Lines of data
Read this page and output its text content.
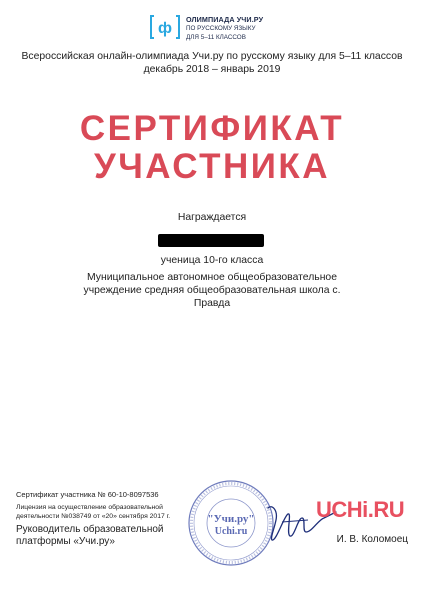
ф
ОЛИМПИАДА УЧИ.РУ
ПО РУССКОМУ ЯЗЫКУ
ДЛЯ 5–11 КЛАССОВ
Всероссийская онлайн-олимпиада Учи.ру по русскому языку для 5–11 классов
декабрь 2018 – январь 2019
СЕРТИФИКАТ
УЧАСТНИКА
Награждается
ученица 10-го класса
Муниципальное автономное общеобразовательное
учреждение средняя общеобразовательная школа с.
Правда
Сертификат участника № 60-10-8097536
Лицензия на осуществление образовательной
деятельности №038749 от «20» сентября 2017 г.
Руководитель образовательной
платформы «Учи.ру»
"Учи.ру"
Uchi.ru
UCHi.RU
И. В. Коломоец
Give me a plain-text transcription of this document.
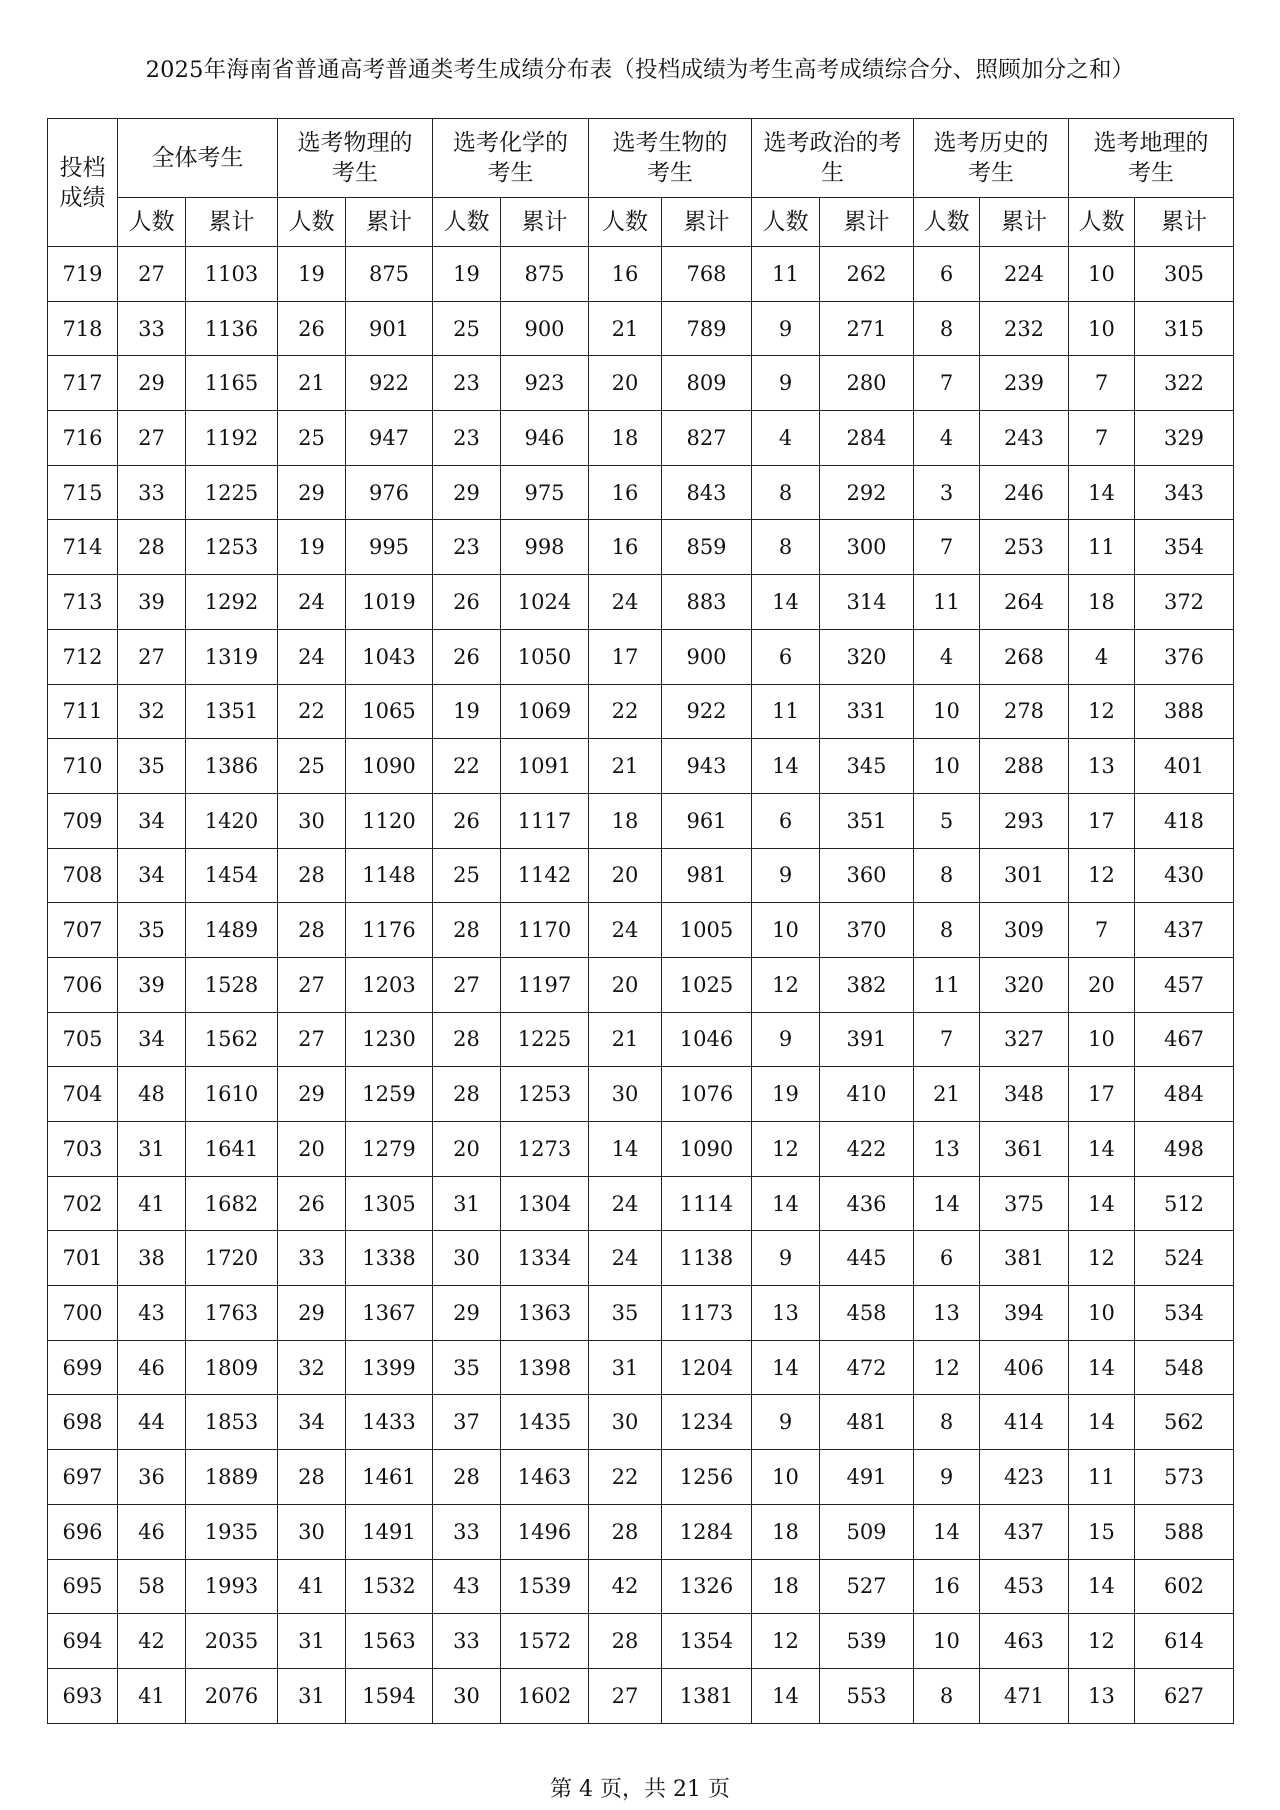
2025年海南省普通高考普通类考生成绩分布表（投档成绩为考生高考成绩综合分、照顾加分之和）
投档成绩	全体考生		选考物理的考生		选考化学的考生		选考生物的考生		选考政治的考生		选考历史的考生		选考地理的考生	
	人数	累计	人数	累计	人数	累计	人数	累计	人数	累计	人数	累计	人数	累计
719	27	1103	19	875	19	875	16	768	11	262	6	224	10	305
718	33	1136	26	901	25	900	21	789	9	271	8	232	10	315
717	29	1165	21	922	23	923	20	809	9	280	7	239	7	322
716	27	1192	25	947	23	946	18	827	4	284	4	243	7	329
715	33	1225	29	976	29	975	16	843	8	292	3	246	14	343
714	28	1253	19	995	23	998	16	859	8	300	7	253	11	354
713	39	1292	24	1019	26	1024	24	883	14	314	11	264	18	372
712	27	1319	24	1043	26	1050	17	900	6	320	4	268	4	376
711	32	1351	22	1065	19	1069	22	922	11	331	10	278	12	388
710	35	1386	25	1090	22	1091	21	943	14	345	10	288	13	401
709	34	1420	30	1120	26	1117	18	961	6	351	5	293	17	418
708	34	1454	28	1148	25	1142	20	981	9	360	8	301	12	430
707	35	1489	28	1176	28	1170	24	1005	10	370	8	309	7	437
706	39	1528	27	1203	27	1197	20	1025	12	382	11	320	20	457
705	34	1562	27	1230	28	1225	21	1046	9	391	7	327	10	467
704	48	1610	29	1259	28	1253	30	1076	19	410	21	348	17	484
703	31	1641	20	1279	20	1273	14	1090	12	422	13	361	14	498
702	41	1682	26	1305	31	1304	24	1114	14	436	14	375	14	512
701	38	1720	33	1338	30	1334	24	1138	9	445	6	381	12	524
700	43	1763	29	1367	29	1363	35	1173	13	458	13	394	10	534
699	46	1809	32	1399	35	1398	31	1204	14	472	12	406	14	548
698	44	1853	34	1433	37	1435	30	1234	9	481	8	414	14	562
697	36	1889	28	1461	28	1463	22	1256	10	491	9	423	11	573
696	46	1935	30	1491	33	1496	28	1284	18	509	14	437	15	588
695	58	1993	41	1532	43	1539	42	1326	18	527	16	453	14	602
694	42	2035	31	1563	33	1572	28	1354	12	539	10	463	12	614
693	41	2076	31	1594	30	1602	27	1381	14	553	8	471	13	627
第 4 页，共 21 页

◆ Problem details ◆
Look through the material above. Copy each line where the word "text" appears.

◆ Result of this task ◆
Read this page and output its text content.
Give me a plain-text transcription of this document.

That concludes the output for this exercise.